● **What the task asks**: Without altering anything, output the material below.

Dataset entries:
☆ ☆ ☆ ☆

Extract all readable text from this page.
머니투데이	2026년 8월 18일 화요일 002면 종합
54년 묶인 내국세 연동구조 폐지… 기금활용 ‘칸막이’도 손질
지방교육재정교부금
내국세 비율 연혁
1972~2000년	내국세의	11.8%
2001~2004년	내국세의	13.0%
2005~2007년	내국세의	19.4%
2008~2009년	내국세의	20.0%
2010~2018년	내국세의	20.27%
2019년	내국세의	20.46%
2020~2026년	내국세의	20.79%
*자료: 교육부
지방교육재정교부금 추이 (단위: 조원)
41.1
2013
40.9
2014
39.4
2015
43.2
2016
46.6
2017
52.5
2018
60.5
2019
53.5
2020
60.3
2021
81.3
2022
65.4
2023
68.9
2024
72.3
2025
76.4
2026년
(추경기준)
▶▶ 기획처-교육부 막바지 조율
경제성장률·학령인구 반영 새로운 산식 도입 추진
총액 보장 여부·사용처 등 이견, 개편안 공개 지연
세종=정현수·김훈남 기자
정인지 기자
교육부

☆ ☆ ☆ ☆

● **Reply to the exercise**:
Extract all readable text from this page.
머니투데이	2026년 8월 18일 화요일 002면 종합
54년 묶인 내국세 연동구조 폐지… 기금활용 ‘칸막이’도 손질
지방교육재정교부금
내국세 비율 연혁
1972~2000년	내국세의	11.8%
2001~2004년	내국세의	13.0%
2005~2007년	내국세의	19.4%
2008~2009년	내국세의	20.0%
2010~2018년	내국세의	20.27%
2019년	내국세의	20.46%
2020~2026년	내국세의	20.79%
*자료: 교육부
지방교육재정교부금 추이 (단위: 조원)
41.1
2013
40.9
2014
39.4
2015
43.2
2016
46.6
2017
52.5
2018
60.5
2019
53.5
2020
60.3
2021
81.3
2022
65.4
2023
68.9
2024
72.3
2025
76.4
2026년
(추경기준)
▶▶ 기획처-교육부 막바지 조율
경제성장률·학령인구 반영 새로운 산식 도입 추진
총액 보장 여부·사용처 등 이견, 개편안 공개 지연
세종=정현수·김훈남 기자
정인지 기자
교육부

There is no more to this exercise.